--- DESCRIPTION OF THE TASK ---
Tally all lines containing the word "https". Give the number alone.

--- MATERIAL ---

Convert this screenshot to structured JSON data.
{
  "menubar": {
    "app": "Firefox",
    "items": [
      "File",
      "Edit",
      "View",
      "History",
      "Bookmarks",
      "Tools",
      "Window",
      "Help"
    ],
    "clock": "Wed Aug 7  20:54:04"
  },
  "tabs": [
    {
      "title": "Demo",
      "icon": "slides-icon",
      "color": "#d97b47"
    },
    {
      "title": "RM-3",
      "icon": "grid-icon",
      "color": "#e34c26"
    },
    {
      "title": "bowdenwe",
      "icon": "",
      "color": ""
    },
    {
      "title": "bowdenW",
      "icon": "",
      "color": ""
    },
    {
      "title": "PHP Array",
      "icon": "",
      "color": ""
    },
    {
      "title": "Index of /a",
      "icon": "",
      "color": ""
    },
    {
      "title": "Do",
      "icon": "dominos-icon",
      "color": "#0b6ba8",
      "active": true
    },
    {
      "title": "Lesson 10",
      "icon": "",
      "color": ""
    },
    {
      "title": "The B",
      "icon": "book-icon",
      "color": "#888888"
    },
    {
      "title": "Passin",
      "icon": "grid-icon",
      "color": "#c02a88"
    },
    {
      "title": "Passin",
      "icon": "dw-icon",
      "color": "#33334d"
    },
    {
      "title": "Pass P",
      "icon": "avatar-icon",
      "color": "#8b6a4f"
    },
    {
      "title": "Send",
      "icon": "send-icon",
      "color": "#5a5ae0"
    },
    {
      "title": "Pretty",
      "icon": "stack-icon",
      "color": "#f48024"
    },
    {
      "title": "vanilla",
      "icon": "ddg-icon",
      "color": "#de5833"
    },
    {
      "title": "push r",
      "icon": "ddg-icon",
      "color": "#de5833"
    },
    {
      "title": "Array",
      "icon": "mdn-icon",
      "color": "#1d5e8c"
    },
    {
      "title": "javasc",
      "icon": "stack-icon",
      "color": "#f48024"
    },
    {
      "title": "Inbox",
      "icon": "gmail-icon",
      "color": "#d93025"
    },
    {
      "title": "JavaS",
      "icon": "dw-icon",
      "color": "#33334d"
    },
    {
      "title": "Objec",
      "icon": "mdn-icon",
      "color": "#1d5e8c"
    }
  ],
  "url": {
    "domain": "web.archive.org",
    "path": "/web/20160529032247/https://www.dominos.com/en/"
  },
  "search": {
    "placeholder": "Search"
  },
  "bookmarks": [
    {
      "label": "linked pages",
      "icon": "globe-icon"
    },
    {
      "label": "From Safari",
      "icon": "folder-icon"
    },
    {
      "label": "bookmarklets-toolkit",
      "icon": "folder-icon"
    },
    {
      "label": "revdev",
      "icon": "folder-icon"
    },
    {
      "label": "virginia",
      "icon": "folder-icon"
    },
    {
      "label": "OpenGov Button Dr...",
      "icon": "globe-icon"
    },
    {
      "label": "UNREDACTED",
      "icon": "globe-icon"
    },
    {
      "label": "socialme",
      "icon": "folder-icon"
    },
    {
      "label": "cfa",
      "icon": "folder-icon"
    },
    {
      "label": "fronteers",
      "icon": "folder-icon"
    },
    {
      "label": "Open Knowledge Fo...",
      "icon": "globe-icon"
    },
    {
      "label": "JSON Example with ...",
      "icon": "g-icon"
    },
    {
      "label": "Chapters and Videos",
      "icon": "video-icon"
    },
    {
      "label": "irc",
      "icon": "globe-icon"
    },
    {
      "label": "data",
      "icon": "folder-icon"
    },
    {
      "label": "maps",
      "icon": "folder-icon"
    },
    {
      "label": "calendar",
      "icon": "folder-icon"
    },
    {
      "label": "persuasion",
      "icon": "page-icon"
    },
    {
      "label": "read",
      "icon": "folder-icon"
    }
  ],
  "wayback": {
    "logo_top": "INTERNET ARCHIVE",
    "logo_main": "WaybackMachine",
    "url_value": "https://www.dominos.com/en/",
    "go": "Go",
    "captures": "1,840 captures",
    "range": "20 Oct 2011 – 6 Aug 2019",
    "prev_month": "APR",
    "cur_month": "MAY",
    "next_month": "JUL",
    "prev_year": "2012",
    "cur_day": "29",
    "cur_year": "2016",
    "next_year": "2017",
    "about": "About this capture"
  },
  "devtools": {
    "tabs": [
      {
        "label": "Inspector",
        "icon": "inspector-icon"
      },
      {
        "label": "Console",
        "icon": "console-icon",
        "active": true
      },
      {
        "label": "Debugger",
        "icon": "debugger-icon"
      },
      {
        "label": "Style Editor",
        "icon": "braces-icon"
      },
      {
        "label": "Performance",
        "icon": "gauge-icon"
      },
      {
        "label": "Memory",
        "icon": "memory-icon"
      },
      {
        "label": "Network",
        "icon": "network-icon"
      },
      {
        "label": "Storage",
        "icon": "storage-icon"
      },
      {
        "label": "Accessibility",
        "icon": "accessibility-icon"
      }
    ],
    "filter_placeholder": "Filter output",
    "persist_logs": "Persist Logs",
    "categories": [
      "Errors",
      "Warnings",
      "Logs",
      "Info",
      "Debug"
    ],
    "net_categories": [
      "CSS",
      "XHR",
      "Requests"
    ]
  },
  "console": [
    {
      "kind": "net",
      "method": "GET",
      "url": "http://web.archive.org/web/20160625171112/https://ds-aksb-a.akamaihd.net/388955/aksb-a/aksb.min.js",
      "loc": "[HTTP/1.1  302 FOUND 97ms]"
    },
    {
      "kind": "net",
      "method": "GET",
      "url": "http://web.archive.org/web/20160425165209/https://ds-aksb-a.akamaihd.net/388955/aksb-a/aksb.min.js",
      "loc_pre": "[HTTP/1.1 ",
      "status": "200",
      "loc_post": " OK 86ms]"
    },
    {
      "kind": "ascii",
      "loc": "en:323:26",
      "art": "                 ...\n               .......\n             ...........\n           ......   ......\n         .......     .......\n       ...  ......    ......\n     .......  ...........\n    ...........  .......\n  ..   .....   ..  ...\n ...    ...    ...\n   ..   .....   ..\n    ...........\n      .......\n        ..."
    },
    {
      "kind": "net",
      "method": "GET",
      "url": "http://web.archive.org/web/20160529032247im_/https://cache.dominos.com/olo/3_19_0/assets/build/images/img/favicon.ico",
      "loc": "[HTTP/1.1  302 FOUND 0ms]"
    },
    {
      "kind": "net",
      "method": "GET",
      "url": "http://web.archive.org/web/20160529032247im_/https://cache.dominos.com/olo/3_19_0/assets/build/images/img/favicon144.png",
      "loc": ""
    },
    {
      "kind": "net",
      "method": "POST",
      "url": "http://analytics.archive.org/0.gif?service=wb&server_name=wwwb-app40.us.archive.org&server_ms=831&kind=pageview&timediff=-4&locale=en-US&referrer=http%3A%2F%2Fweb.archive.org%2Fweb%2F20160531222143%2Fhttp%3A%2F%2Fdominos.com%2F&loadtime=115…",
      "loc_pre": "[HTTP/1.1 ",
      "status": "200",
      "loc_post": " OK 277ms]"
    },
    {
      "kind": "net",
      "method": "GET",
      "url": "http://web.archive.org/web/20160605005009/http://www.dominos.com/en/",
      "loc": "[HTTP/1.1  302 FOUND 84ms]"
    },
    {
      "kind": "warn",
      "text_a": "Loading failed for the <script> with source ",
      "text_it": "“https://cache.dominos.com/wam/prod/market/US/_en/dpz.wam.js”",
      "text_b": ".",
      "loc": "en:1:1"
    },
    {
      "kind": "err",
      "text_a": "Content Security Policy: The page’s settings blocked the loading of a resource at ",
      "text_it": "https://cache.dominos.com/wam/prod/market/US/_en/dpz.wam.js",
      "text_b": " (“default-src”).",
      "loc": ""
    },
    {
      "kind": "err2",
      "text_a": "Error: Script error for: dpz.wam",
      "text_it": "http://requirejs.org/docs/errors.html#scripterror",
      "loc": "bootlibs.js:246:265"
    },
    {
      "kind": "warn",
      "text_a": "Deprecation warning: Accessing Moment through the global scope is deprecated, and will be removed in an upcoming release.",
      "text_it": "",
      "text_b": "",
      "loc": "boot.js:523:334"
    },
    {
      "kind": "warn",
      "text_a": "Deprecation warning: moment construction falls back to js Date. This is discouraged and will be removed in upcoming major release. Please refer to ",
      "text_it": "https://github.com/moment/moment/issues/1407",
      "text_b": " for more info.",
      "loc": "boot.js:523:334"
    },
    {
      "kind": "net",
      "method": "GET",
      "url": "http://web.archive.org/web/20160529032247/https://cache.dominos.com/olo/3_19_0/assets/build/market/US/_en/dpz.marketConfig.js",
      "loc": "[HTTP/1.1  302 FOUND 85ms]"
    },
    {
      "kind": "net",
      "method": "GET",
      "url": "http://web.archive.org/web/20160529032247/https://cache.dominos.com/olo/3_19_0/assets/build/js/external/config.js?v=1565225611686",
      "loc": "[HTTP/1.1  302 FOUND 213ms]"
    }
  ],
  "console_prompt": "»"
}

--- RIGHT ANSWER ---
11